▶ **WHAT IS ASKED**
Present each line of the entries below that holds the word "this".

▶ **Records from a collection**

= = = = =

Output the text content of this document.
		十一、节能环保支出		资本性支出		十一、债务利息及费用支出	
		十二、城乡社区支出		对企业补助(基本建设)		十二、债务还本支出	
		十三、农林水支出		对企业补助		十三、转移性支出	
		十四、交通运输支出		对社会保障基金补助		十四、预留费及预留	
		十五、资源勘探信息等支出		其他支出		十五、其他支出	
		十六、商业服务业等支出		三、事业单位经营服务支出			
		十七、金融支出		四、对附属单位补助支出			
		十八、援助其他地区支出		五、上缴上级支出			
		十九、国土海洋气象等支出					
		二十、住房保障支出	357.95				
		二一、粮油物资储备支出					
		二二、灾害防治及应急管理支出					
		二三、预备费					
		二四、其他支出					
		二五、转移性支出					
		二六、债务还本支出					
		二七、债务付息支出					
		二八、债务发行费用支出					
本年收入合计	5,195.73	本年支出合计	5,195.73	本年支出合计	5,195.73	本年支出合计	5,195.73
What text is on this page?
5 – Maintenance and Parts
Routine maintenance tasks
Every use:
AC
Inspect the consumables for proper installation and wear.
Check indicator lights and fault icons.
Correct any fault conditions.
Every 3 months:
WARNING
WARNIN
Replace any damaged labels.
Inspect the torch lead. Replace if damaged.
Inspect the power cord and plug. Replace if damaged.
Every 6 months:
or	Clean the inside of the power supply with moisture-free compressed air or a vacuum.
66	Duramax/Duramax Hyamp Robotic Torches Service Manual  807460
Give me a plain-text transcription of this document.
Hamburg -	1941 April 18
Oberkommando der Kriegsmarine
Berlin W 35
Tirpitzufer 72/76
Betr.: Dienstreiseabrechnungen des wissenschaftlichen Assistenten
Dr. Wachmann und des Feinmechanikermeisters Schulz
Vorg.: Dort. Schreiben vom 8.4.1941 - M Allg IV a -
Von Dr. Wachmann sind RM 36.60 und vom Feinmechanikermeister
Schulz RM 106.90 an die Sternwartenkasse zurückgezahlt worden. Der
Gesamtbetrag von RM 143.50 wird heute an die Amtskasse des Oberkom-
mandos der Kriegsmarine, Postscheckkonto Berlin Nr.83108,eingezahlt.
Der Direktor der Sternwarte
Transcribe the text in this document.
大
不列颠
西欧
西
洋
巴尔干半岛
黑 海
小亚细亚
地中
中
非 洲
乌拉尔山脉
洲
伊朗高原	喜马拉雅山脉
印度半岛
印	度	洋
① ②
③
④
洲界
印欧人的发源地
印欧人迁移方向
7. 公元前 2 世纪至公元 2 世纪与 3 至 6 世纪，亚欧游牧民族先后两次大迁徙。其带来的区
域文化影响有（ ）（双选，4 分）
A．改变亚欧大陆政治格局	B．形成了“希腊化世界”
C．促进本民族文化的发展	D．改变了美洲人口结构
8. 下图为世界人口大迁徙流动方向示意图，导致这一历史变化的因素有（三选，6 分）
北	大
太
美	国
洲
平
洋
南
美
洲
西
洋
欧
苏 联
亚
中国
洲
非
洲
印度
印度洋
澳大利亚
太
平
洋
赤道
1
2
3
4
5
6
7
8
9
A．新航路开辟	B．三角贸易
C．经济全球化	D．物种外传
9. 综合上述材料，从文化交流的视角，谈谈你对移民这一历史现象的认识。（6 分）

= = = = =

▶ **TASK OUTPUT**
Output the text content of this document.
What text is on this page?
Give me a plain-text transcription of this document.
Transcribe the text in this document.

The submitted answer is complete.